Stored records
===

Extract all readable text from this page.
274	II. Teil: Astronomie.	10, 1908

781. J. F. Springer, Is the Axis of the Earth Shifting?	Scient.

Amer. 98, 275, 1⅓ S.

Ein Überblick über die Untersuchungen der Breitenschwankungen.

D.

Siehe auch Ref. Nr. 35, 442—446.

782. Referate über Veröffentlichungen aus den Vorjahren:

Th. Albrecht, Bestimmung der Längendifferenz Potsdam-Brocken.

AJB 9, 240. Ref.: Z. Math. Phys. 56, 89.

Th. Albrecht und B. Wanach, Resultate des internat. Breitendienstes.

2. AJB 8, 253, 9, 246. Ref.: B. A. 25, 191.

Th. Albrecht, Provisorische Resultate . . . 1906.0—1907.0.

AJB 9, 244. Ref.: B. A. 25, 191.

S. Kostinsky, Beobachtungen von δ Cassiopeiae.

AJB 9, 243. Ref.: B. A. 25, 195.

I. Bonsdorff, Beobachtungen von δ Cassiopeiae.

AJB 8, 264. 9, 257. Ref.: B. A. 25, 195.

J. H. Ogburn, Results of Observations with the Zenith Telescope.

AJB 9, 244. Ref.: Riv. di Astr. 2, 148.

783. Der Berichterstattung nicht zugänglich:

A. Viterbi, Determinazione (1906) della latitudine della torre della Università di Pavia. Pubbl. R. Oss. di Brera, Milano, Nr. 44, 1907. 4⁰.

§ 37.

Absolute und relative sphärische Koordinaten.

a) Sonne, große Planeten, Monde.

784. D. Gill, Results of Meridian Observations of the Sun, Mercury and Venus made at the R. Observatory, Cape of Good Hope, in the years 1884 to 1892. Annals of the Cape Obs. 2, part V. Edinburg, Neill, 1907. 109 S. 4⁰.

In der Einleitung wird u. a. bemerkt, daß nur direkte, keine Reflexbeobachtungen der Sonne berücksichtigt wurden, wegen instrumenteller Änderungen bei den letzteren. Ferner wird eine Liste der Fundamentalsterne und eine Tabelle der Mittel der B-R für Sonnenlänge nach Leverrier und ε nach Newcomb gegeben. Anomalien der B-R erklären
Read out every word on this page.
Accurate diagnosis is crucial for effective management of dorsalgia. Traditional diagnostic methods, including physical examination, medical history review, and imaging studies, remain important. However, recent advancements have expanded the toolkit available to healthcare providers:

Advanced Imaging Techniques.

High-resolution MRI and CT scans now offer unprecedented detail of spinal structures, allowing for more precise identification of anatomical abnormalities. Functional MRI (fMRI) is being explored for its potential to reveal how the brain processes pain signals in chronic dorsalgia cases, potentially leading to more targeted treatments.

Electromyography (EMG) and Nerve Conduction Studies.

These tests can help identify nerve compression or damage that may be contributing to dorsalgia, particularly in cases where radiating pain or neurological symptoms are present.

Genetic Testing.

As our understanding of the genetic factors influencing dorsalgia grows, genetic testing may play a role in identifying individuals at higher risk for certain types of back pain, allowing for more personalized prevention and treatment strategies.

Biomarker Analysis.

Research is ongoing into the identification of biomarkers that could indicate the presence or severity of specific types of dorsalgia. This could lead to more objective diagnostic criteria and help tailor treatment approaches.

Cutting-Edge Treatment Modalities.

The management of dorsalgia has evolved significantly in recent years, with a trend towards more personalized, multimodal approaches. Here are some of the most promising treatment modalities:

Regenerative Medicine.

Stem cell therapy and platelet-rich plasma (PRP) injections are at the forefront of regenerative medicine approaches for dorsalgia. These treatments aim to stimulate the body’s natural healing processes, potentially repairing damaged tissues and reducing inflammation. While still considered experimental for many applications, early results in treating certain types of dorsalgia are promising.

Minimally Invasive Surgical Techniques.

===

STATED EXERCISE: Extract each line from the listing that holds the word "Resultate".

REPLY TO THE EXERCISE:
Th. Albrecht und B. Wanach, Resultate des internat. Breitendienstes.
Th. Albrecht, Provisorische Resultate . . . 1906.0—1907.0.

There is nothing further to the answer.